> **WHAT YOU SHOULD DO**:
Give the total number of lines with the word "this" in them, and no other words.

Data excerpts
---

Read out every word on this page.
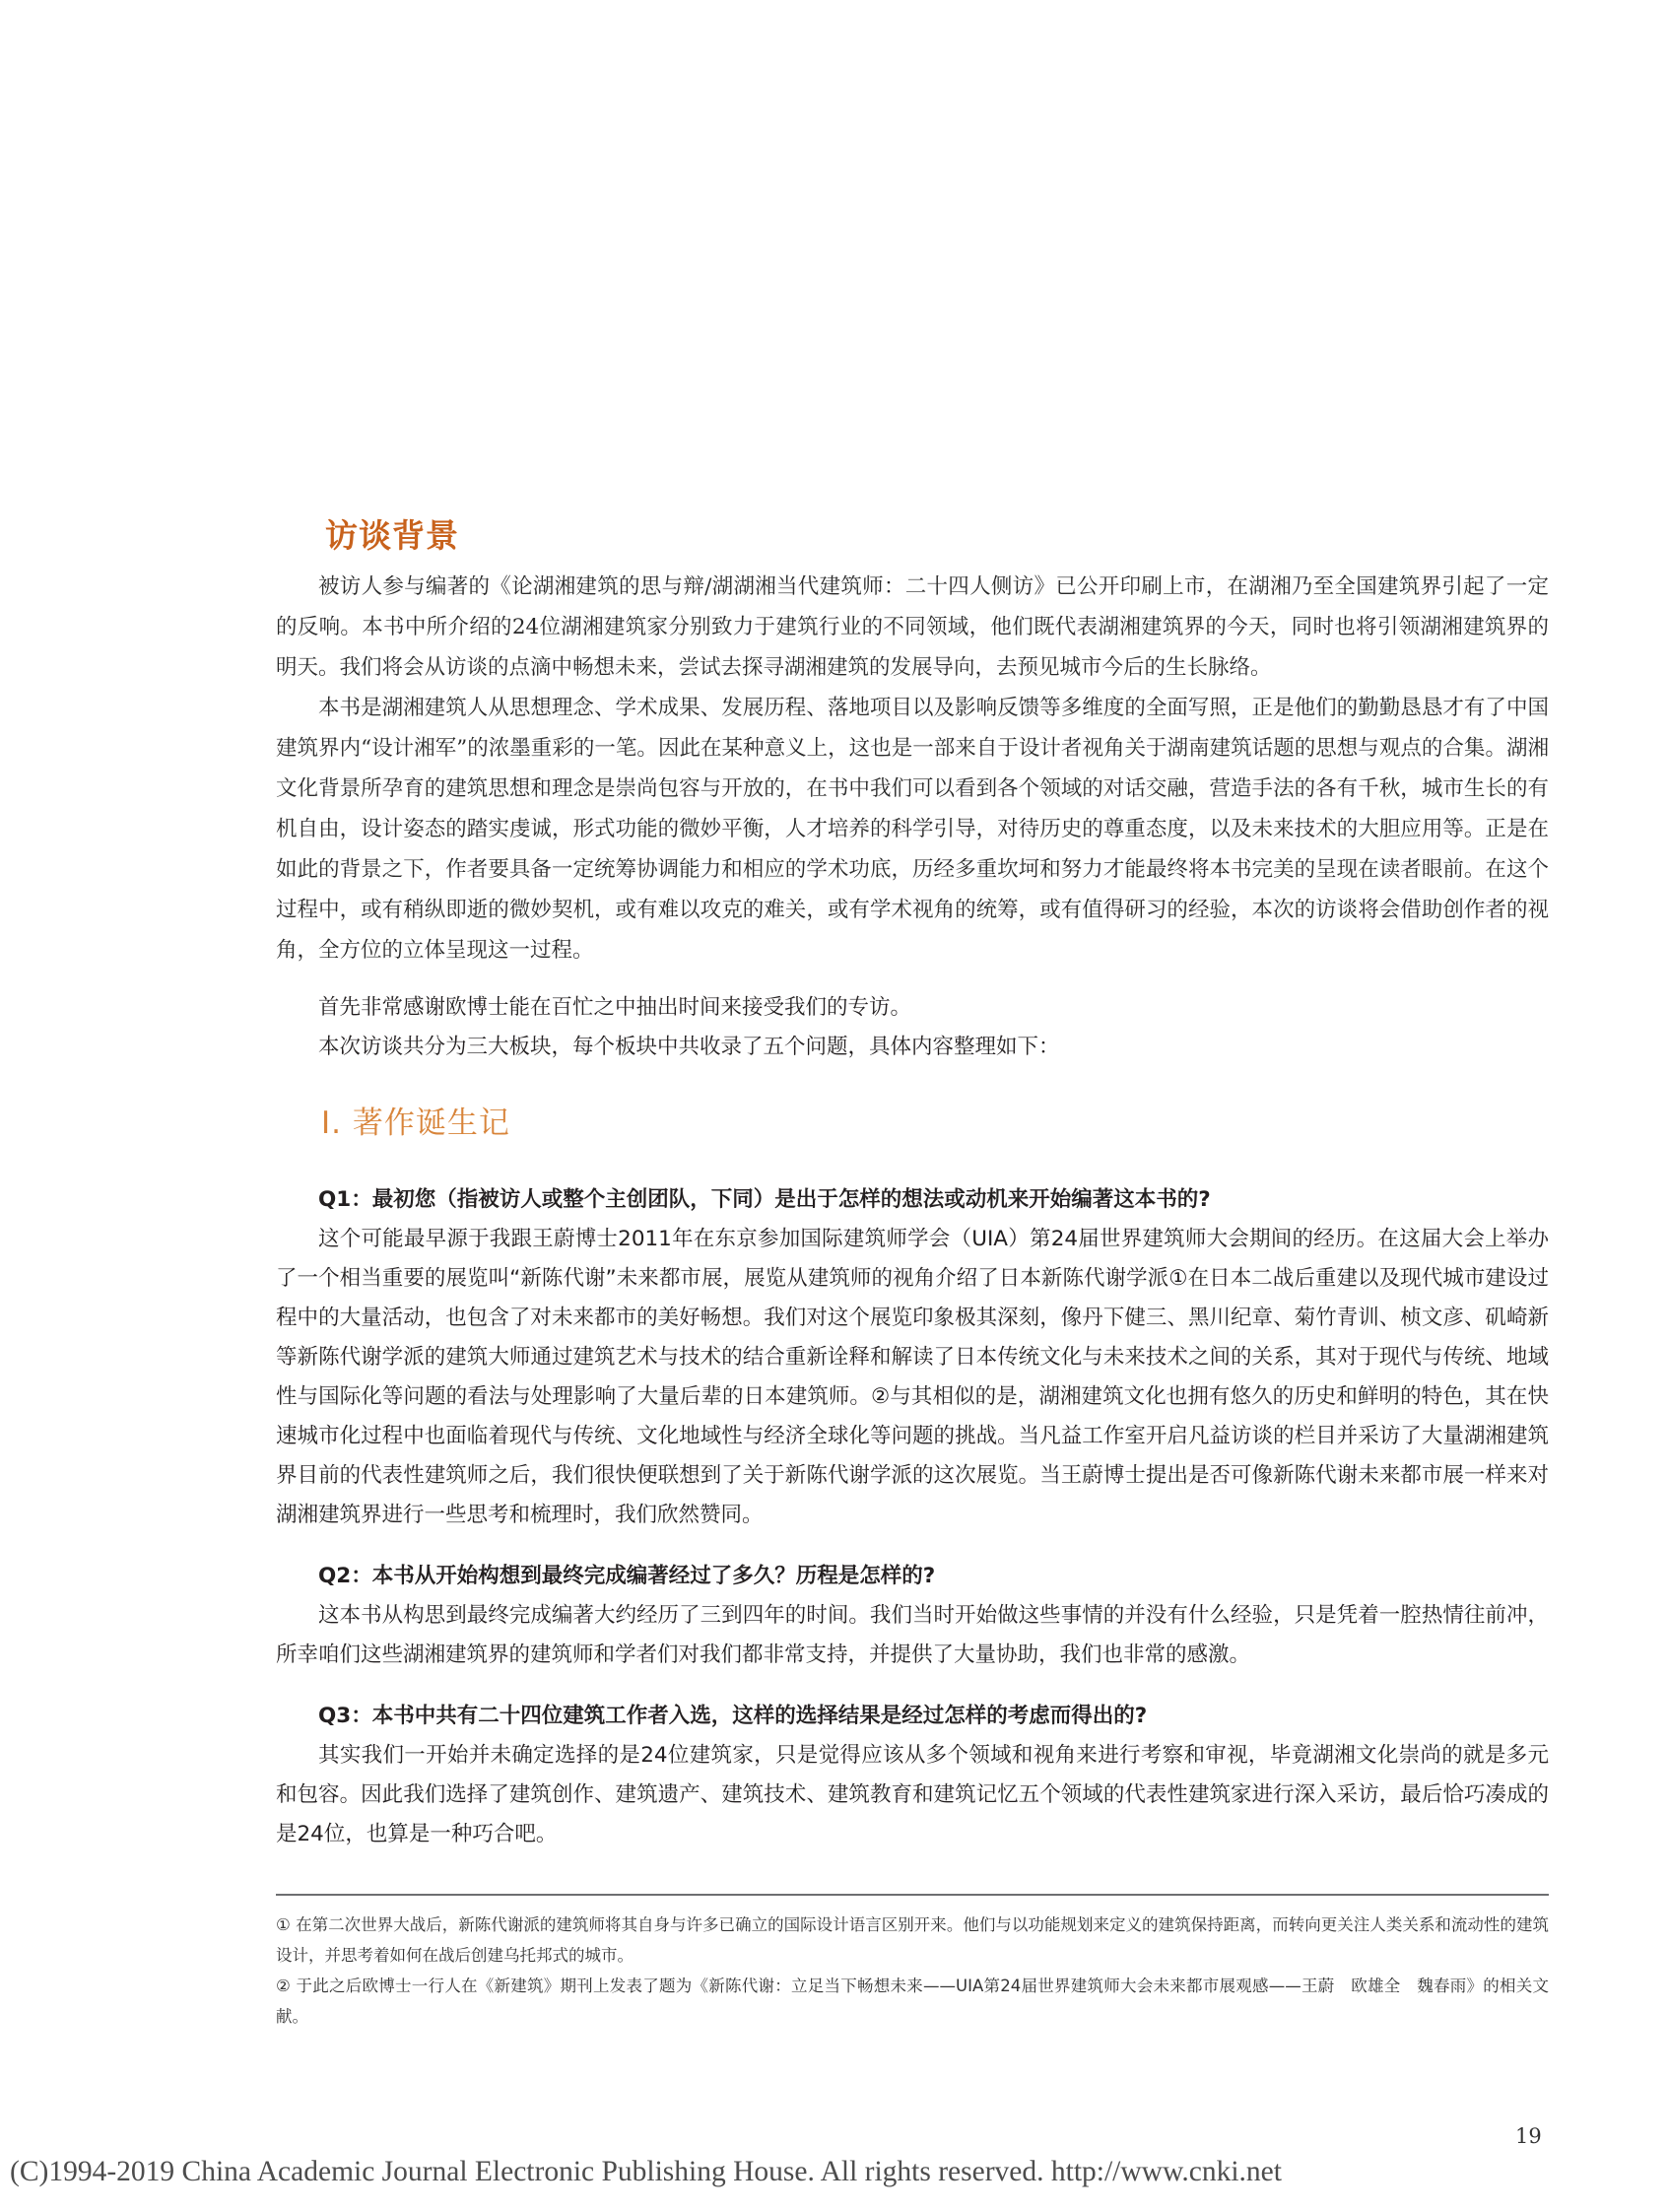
访谈背景

被访人参与编著的《论湖湘建筑的思与辩/湖湖湘当代建筑师：二十四人侧访》已公开印刷上市，在湖湘乃至全国建筑界引起了一定的反响。本书中所介绍的24位湖湘建筑家分别致力于建筑行业的不同领域，他们既代表湖湘建筑界的今天，同时也将引领湖湘建筑界的明天。我们将会从访谈的点滴中畅想未来，尝试去探寻湖湘建筑的发展导向，去预见城市今后的生长脉络。

本书是湖湘建筑人从思想理念、学术成果、发展历程、落地项目以及影响反馈等多维度的全面写照，正是他们的勤勤恳恳才有了中国建筑界内“设计湘军”的浓墨重彩的一笔。因此在某种意义上，这也是一部来自于设计者视角关于湖南建筑话题的思想与观点的合集。湖湘文化背景所孕育的建筑思想和理念是崇尚包容与开放的，在书中我们可以看到各个领域的对话交融，营造手法的各有千秋，城市生长的有机自由，设计姿态的踏实虔诚，形式功能的微妙平衡，人才培养的科学引导，对待历史的尊重态度，以及未来技术的大胆应用等。正是在如此的背景之下，作者要具备一定统筹协调能力和相应的学术功底，历经多重坎坷和努力才能最终将本书完美的呈现在读者眼前。在这个过程中，或有稍纵即逝的微妙契机，或有难以攻克的难关，或有学术视角的统筹，或有值得研习的经验，本次的访谈将会借助创作者的视角，全方位的立体呈现这一过程。

首先非常感谢欧博士能在百忙之中抽出时间来接受我们的专访。

本次访谈共分为三大板块，每个板块中共收录了五个问题，具体内容整理如下：

I. 著作诞生记

Q1：最初您（指被访人或整个主创团队，下同）是出于怎样的想法或动机来开始编著这本书的?

这个可能最早源于我跟王蔚博士2011年在东京参加国际建筑师学会（UIA）第24届世界建筑师大会期间的经历。在这届大会上举办了一个相当重要的展览叫“新陈代谢”未来都市展，展览从建筑师的视角介绍了日本新陈代谢学派①在日本二战后重建以及现代城市建设过程中的大量活动，也包含了对未来都市的美好畅想。我们对这个展览印象极其深刻，像丹下健三、黑川纪章、菊竹青训、桢文彦、矶崎新等新陈代谢学派的建筑大师通过建筑艺术与技术的结合重新诠释和解读了日本传统文化与未来技术之间的关系，其对于现代与传统、地域性与国际化等问题的看法与处理影响了大量后辈的日本建筑师。②与其相似的是，湖湘建筑文化也拥有悠久的历史和鲜明的特色，其在快速城市化过程中也面临着现代与传统、文化地域性与经济全球化等问题的挑战。当凡益工作室开启凡益访谈的栏目并采访了大量湖湘建筑界目前的代表性建筑师之后，我们很快便联想到了关于新陈代谢学派的这次展览。当王蔚博士提出是否可像新陈代谢未来都市展一样来对湖湘建筑界进行一些思考和梳理时，我们欣然赞同。

Q2：本书从开始构想到最终完成编著经过了多久？历程是怎样的?

这本书从构思到最终完成编著大约经历了三到四年的时间。我们当时开始做这些事情的并没有什么经验，只是凭着一腔热情往前冲，所幸咱们这些湖湘建筑界的建筑师和学者们对我们都非常支持，并提供了大量协助，我们也非常的感激。

Q3：本书中共有二十四位建筑工作者入选，这样的选择结果是经过怎样的考虑而得出的?

其实我们一开始并未确定选择的是24位建筑家，只是觉得应该从多个领域和视角来进行考察和审视，毕竟湖湘文化崇尚的就是多元和包容。因此我们选择了建筑创作、建筑遗产、建筑技术、建筑教育和建筑记忆五个领域的代表性建筑家进行深入采访，最后恰巧凑成的是24位，也算是一种巧合吧。

① 在第二次世界大战后，新陈代谢派的建筑师将其自身与许多已确立的国际设计语言区别开来。他们与以功能规划来定义的建筑保持距离，而转向更关注人类关系和流动性的建筑设计，并思考着如何在战后创建乌托邦式的城市。

② 于此之后欧博士一行人在《新建筑》期刊上发表了题为《新陈代谢：立足当下畅想未来——UIA第24届世界建筑师大会未来都市展观感——王蔚　欧雄全　魏春雨》的相关文献。

19
(C)1994-2019 China Academic Journal Electronic Publishing House. All rights reserved. http://www.cnki.net
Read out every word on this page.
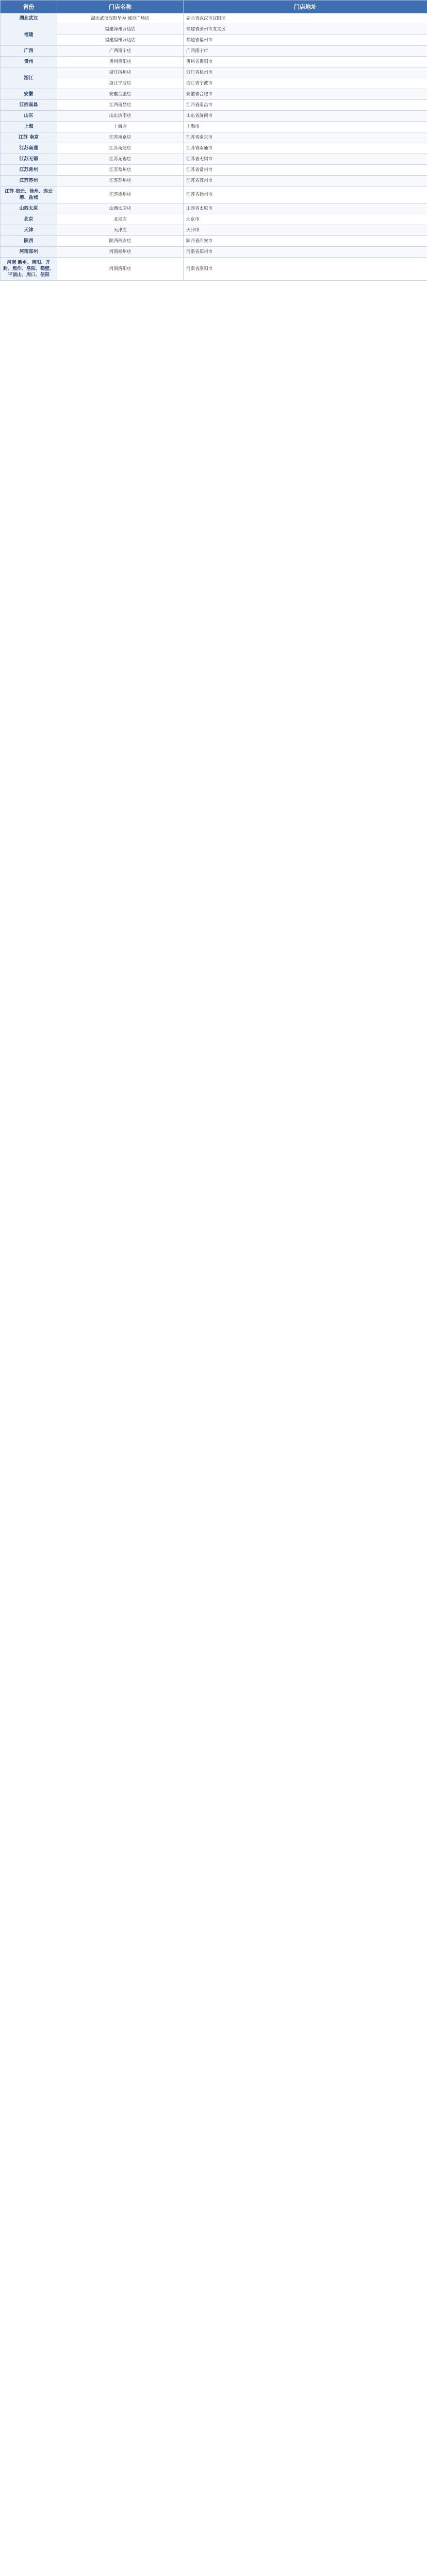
省份	门店名称	门店地址
湖北武汉	湖北武汉汉阳华为 城市广场店	湖北省武汉市汉阳区
福建	福建漳州万达店	福建省漳州市龙文区
	福建福州万达店	福建省福州市
广西	广西南宁店	广西南宁市
贵州	贵州贵阳店	贵州省贵阳市
浙江	浙江杭州店	浙江省杭州市
	浙江宁波店	浙江省宁波市
安徽	安徽合肥店	安徽省合肥市
江西南昌	江西南昌店	江西省南昌市
山东	山东济南店	山东省济南市
上海	上海店	上海市
江苏 南京	江苏南京店	江苏省南京市
江苏南通	江苏南通店	江苏省南通市
江苏无锡	江苏无锡店	江苏省无锡市
江苏常州	江苏常州店	江苏省常州市
江苏苏州	江苏苏州店	江苏省苏州市
江苏 宿迁、徐州、连云港、盐城	江苏徐州店	江苏省徐州市
山西太原	山西太原店	山西省太原市
北京	北京店	北京市
天津	天津店	天津市
陕西	陕西西安店	陕西省西安市
河南郑州	河南郑州店	河南省郑州市
河南 新乡、南阳、开封、焦作、洛阳、鹤壁、平顶山、周口、信阳	河南洛阳店	河南省洛阳市
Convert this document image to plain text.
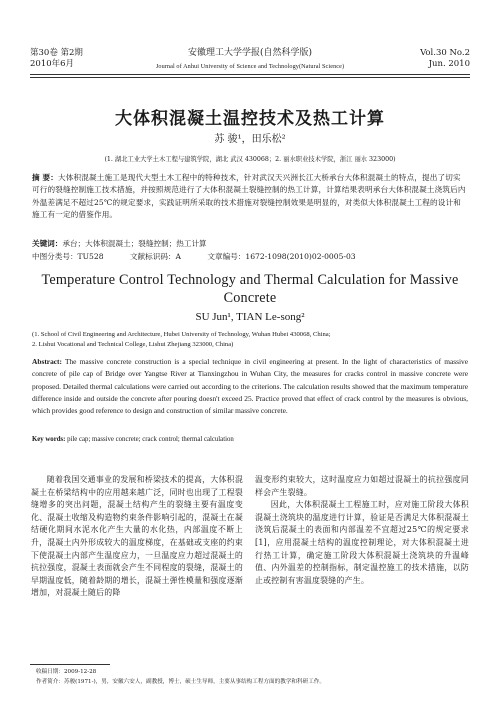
第30卷 第2期
2010年6月
安徽理工大学学报(自然科学版)
Journal of Anhui University of Science and Technology(Natural Science)
Vol.30 No.2
Jun. 2010
大体积混凝土温控技术及热工计算
苏 骏¹，田乐松²
(1. 湖北工业大学土木工程与建筑学院，湖北 武汉 430068；2. 丽水职业技术学院，浙江 丽水 323000)
摘 要：大体积混凝土施工是现代大型土木工程中的特种技术，针对武汉天兴洲长江大桥承台大体积混凝土的特点，提出了切实可行的裂缝控制施工技术措施，并按照规范进行了大体积混凝土裂缝控制的热工计算，计算结果表明承台大体积混凝土浇筑后内外温差满足不超过25℃的规定要求，实践证明所采取的技术措施对裂缝控制效果是明显的，对类似大体积混凝土工程的设计和施工有一定的借鉴作用。
关键词：承台；大体积混凝土；裂缝控制；热工计算
中图分类号：TU528	文献标识码：A	文章编号：1672-1098(2010)02-0005-03
Temperature Control Technology and Thermal Calculation for Massive Concrete
SU Jun¹, TIAN Le-song²
(1. School of Civil Engineering and Architecture, Hubei University of Technology, Wuhan Hubei 430068, China;
2. Lishui Vocational and Technical College, Lishui Zhejiang 323000, China)
Abstract: The massive concrete construction is a special technique in civil engineering at present. In the light of characteristics of massive concrete of pile cap of Bridge over Yangtse River at Tianxingzhou in Wuhan City, the measures for cracks control in massive concrete were proposed. Detailed thermal calculations were carried out according to the criterions. The calculation results showed that the maximum temperature difference inside and outside the concrete after pouring doesn't exceed 25. Practice proved that effect of crack control by the measures is obvious, which provides good reference to design and construction of similar massive concrete.
Key words: pile cap; massive concrete; crack control; thermal calculation

随着我国交通事业的发展和桥梁技术的提高，大体积混凝土在桥梁结构中的应用越来越广泛，同时也出现了工程裂缝增多的突出问题，混凝土结构产生的裂缝主要有温度变化、混凝土收缩及构造物约束条件影响引起的，混凝土在凝结硬化期间水泥水化产生大量的水化热，内部温度不断上升，混凝土内外形成较大的温度梯度，在基础或支座的约束下使混凝土内部产生温度应力，一旦温度应力超过混凝土的抗拉强度，混凝土表面就会产生不同程度的裂缝，混凝土的早期温度低，随着龄期的增长，混凝土弹性模量和强度逐渐增加，对混凝土随后的降

温变形约束较大，这时温度应力如超过混凝土的抗拉强度同样会产生裂缝。

因此，大体积混凝土工程施工时，应对施工阶段大体积混凝土浇筑块的温度进行计算，验证是否满足大体积混凝土浇筑后混凝土的表面和内部温差不宜超过25℃的规定要求[1]，应用混凝土结构的温度控制理论，对大体积混凝土进行热工计算，确定施工阶段大体积混凝土浇筑块的升温峰值、内外温差的控制指标，制定温控施工的技术措施，以防止或控制有害温度裂缝的产生。

收稿日期：2009-12-28
作者简介：苏骏(1971-)，男，安徽六安人，副教授，博士，硕士生导师，主要从事结构工程方面的教学和科研工作。
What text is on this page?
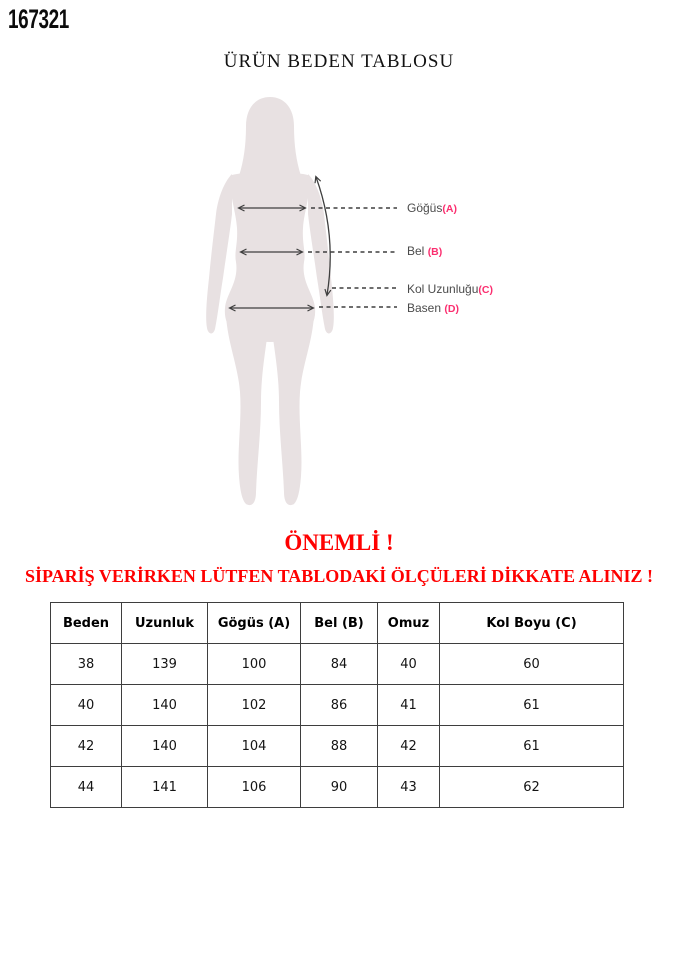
167321
ÜRÜN BEDEN TABLOSU
Göğüs(A)
Bel (B)
Kol Uzunluğu(C)
Basen (D)
ÖNEMLİ !
SİPARİŞ VERİRKEN LÜTFEN TABLODAKİ ÖLÇÜLERİ DİKKATE ALINIZ !
Beden	Uzunluk	Gögüs (A)	Bel (B)	Omuz	Kol Boyu (C)
38	139	100	84	40	60
40	140	102	86	41	61
42	140	104	88	42	61
44	141	106	90	43	62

---

> **FULL ANSWER**:
4